#### WHAT YOU SHOULD DO
Check each line for the word "determine" and give how many have it. Say nothing else.

Begin ENTRIES

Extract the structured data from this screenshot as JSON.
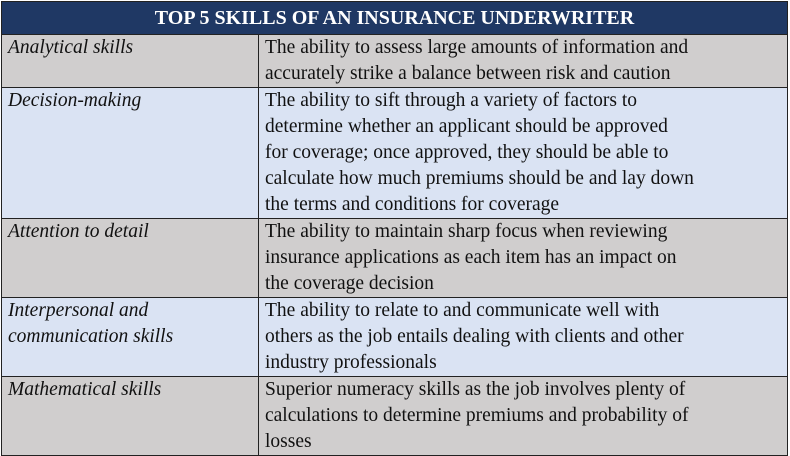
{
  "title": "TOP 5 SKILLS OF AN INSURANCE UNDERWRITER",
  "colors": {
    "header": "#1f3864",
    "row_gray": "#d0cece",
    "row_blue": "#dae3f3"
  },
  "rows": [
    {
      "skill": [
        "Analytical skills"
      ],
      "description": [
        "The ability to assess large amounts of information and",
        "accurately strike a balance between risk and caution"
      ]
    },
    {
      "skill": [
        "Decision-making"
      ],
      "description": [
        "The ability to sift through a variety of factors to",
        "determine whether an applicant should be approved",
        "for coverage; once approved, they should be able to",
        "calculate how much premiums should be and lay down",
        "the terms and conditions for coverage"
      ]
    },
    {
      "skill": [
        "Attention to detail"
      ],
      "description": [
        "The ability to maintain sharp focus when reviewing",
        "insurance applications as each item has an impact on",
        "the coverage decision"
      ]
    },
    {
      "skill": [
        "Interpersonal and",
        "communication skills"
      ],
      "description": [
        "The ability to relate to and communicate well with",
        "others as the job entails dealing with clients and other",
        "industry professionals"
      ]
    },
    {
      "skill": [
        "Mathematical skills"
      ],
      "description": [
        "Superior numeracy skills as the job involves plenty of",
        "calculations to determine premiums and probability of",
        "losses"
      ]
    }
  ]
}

End ENTRIES

#### RESULT BELOW
2